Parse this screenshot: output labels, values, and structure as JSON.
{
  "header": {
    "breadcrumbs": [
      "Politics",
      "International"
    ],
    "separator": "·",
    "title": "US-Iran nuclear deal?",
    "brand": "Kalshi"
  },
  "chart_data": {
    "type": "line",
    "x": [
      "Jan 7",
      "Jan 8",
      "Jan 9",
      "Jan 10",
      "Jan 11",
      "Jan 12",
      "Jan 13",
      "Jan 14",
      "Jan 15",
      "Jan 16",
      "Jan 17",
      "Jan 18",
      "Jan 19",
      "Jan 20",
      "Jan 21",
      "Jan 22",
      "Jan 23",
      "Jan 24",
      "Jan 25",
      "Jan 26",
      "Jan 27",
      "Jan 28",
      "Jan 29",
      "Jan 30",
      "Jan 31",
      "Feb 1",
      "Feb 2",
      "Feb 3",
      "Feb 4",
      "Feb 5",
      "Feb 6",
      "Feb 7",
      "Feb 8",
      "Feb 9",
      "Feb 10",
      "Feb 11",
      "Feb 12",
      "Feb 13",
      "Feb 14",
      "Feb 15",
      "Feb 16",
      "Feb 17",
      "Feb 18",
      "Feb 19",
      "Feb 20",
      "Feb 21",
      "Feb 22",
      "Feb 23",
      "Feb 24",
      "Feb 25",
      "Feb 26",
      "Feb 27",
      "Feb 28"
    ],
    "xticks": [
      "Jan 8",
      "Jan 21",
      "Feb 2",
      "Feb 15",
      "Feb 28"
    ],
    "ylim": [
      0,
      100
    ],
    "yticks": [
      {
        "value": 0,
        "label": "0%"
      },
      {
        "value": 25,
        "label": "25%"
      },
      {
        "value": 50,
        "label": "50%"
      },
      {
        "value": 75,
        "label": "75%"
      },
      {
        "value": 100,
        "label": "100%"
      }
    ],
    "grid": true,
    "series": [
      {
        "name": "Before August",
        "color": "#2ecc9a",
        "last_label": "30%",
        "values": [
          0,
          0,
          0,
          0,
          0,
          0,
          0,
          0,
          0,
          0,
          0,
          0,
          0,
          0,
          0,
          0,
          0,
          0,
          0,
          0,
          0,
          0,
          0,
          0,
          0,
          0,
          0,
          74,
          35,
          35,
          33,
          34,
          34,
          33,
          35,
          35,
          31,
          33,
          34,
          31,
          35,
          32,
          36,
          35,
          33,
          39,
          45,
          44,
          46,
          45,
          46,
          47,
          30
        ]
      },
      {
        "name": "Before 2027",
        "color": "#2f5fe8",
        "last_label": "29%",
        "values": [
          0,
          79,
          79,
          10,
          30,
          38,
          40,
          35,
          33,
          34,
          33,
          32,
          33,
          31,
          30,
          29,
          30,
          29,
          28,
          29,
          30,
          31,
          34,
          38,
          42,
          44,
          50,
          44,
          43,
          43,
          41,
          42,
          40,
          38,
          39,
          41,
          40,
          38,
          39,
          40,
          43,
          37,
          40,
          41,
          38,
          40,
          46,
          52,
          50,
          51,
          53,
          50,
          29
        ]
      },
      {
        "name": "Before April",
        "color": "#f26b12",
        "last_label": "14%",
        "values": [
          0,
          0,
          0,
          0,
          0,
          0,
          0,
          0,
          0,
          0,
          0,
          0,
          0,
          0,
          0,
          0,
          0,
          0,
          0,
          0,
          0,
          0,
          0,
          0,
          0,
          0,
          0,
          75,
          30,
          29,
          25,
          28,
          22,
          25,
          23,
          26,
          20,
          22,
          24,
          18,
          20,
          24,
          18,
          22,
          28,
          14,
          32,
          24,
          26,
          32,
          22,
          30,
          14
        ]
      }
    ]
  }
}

● Task description
In the records shown above, how many lines include the word "color"? Answer with the number only.

● Exercise output
3